A block of data
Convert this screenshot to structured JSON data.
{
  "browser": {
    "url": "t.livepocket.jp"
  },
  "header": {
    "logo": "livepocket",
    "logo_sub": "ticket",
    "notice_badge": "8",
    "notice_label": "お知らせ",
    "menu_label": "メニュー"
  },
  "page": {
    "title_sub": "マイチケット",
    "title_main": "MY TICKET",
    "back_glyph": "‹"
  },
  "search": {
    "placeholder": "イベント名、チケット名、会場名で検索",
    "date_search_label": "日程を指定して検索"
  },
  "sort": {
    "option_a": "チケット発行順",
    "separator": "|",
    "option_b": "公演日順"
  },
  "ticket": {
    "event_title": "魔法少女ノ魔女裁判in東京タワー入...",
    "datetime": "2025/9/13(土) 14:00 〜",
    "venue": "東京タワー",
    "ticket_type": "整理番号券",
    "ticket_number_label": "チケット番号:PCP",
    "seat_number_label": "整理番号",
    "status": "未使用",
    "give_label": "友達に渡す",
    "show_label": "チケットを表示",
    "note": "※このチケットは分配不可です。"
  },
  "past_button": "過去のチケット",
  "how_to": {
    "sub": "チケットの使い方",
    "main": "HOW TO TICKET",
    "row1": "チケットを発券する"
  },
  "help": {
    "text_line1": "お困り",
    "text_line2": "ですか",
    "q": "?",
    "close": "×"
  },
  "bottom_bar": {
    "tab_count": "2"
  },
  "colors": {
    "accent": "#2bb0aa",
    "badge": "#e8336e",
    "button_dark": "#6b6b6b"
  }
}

▸ Problem details:
Send back each record exactly as it stands.

▸ Solution to the exercise:
Convert this screenshot to structured JSON data.
{
  "browser": {
    "url": "t.livepocket.jp"
  },
  "header": {
    "logo": "livepocket",
    "logo_sub": "ticket",
    "notice_badge": "8",
    "notice_label": "お知らせ",
    "menu_label": "メニュー"
  },
  "page": {
    "title_sub": "マイチケット",
    "title_main": "MY TICKET",
    "back_glyph": "‹"
  },
  "search": {
    "placeholder": "イベント名、チケット名、会場名で検索",
    "date_search_label": "日程を指定して検索"
  },
  "sort": {
    "option_a": "チケット発行順",
    "separator": "|",
    "option_b": "公演日順"
  },
  "ticket": {
    "event_title": "魔法少女ノ魔女裁判in東京タワー入...",
    "datetime": "2025/9/13(土) 14:00 〜",
    "venue": "東京タワー",
    "ticket_type": "整理番号券",
    "ticket_number_label": "チケット番号:PCP",
    "seat_number_label": "整理番号",
    "status": "未使用",
    "give_label": "友達に渡す",
    "show_label": "チケットを表示",
    "note": "※このチケットは分配不可です。"
  },
  "past_button": "過去のチケット",
  "how_to": {
    "sub": "チケットの使い方",
    "main": "HOW TO TICKET",
    "row1": "チケットを発券する"
  },
  "help": {
    "text_line1": "お困り",
    "text_line2": "ですか",
    "q": "?",
    "close": "×"
  },
  "bottom_bar": {
    "tab_count": "2"
  },
  "colors": {
    "accent": "#2bb0aa",
    "badge": "#e8336e",
    "button_dark": "#6b6b6b"
  }
}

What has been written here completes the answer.